CHALLENGE
Show every line below where "соответствие" can be found.

──────────────────────────────

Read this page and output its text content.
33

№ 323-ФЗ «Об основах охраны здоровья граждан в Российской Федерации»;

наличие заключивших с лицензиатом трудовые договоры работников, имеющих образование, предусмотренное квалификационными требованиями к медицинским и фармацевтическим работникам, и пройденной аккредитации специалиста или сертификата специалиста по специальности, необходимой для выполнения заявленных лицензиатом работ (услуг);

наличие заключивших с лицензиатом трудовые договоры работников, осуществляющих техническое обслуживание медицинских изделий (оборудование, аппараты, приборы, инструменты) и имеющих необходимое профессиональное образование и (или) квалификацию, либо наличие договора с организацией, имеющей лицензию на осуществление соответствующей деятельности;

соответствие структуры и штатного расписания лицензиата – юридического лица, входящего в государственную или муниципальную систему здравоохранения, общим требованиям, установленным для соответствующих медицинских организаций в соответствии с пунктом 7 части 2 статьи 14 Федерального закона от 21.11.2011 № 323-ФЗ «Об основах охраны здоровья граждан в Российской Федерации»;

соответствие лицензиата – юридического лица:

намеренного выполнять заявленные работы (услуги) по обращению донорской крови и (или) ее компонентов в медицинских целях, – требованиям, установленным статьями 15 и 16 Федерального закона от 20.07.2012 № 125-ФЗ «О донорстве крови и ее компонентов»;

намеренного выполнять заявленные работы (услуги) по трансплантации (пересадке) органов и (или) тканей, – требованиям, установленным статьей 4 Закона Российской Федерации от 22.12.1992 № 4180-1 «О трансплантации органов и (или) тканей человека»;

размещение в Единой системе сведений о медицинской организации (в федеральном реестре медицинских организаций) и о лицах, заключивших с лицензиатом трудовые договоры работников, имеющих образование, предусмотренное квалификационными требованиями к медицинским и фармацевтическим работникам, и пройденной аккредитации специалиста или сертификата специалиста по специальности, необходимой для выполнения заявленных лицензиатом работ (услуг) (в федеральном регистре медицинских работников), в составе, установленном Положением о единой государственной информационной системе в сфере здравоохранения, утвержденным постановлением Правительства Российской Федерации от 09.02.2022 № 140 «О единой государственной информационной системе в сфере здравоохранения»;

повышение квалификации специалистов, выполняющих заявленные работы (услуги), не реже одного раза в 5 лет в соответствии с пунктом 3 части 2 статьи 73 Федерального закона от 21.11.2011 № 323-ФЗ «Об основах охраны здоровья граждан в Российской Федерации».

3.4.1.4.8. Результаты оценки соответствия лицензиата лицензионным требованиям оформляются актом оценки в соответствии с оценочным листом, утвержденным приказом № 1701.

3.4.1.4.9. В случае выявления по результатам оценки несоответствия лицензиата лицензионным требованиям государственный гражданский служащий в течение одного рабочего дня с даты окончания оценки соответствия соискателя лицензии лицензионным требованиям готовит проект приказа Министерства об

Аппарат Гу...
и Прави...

──────────────────────────────

TASK SOLUTION
соответствие структуры и штатного расписания лицензиата – юридического лица, входящего в государственную или муниципальную систему здравоохранения, общим требованиям, установленным для соответствующих медицинских организаций в соответствии с пунктом 7 части 2 статьи 14 Федерального закона от 21.11.2011 № 323-ФЗ «Об основах охраны здоровья граждан в Российской Федерации»;
соответствие лицензиата – юридического лица:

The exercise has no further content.